BEGIN Exercise passage

Here is an article that makes me want to go off the grid and live in a log cabin, with only a canoe and a bicycle for transportation. (But I have printed it and will dutifully read it.) The article was published recently in the Health Information and Libraries Journal [subscription required]:
Kamel Boulos MN, Wheeler S. The emerging Web 2.0 social software: an enabling suite of sociable technologies in health and health care education. Health Info Libr J 2007; 24(1):2-23.
Abstract: Web 2.0 sociable technologies and social software are presented as enablers in health and health care, for organizations, clinicians, patients and laypersons. They include social networking services, collaborative filtering, social bookmarking, folksonomies, social search engines, file sharing and tagging, mashups, instant messaging, and online multi-player games. The more popular Web 2.0 applications in education, namely wikis, blogs and podcasts, are but the tip of the social software iceberg. Web 2.0 technologies represent a quite revolutionary way of managing and repurposing/remixing online information and knowledge repositories, including clinical and research information, in comparison with the traditional Web 1.0 model.
The paper also offers a glimpse of future software, touching on Web 3.0 (the Semantic Web) and how it could be combined with Web 2.0 to produce the ultimate architecture of participation. Although the tools presented in this review look very promising and potentially fit for purpose in many health care applications and scenarios, careful thinking, testing and evaluation research are still needed in order to establish ‘best practice models’ for leveraging these emerging technologies to boost our teaching and learning productivity, foster stronger ‘communities of practice’, and support continuing medical education/professional development (CME/CPD) and patient education.
Definitions from Wikipedia:
Folksonomy: A folksonomy is a user generated taxonomy used to categorize and retrieve Web pages, photographs, Web links and other web content using open ended labels called tags. Typically, folksonomies are Internet-based, but their use may occur in other contexts as well. The process of folksonomic tagging is intended to make a body of information increasingly easier to search, discover, and navigate over time. A well-developed folksonomy is ideally accessible as a shared vocabulary that is both originated by, and familiar to, its primary users. Two widely cited examples of websites using folksonomic tagging are Flickr and del.icio.us, although it has been suggested that Flickr is not a good example of folksonomy.

END Exercise passage
BEGIN Extracted data

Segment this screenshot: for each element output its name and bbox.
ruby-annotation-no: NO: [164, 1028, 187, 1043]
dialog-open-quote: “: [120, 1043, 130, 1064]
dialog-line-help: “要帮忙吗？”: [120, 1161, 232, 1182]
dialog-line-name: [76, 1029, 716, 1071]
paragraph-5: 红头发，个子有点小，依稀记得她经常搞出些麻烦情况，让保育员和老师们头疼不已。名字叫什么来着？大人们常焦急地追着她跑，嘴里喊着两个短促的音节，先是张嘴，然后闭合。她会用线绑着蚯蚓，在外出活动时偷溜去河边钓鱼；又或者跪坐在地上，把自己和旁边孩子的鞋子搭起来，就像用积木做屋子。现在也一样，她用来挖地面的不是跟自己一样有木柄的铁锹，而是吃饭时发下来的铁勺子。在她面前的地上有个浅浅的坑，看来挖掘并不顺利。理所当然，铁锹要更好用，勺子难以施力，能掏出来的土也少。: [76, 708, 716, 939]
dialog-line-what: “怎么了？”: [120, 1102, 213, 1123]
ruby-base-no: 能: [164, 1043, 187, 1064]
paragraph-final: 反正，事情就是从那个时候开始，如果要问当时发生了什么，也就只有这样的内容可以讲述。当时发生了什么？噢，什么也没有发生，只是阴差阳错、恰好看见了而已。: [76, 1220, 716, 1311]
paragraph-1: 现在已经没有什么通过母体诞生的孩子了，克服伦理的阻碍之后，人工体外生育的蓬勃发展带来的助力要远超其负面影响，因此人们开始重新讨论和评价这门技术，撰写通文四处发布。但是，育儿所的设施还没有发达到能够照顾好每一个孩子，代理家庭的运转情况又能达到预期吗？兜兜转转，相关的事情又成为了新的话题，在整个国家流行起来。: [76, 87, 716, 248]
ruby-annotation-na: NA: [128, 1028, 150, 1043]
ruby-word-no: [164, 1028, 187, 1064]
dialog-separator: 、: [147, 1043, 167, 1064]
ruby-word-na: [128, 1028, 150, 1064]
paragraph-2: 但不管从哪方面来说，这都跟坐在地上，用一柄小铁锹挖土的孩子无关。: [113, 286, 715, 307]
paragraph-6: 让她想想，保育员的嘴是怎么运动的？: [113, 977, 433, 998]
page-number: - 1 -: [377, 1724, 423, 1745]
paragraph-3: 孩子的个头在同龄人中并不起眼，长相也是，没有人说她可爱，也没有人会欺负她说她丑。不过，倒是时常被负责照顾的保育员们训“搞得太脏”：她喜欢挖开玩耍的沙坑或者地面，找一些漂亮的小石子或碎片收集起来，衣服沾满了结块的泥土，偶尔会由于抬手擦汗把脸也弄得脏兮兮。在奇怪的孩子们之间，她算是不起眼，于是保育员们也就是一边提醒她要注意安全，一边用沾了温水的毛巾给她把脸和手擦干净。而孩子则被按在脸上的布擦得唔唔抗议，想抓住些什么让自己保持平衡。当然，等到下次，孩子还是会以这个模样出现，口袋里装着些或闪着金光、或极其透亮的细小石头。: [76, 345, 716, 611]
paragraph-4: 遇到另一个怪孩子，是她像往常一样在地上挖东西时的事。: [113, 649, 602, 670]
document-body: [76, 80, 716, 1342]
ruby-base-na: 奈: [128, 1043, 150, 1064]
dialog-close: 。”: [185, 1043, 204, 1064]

END Extracted data

## Work required:
Reproduce word for word the stretch of the passage on Web 2.0 in health care from "Abstract: Web 2.0" through "Web 1.0 model.". Rely solely on the passage on Web 2.0 in health care, not on the listing.

## Answer space:
Abstract: Web 2.0 sociable technologies and social software are presented as enablers in health and health care, for organizations, clinicians, patients and laypersons. They include social networking services, collaborative filtering, social bookmarking, folksonomies, social search engines, file sharing and tagging, mashups, instant messaging, and online multi-player games. The more popular Web 2.0 applications in education, namely wikis, blogs and podcasts, are but the tip of the social software iceberg. Web 2.0 technologies represent a quite revolutionary way of managing and repurposing/remixing online information and knowledge repositories, including clinical and research information, in comparison with the traditional Web 1.0 model.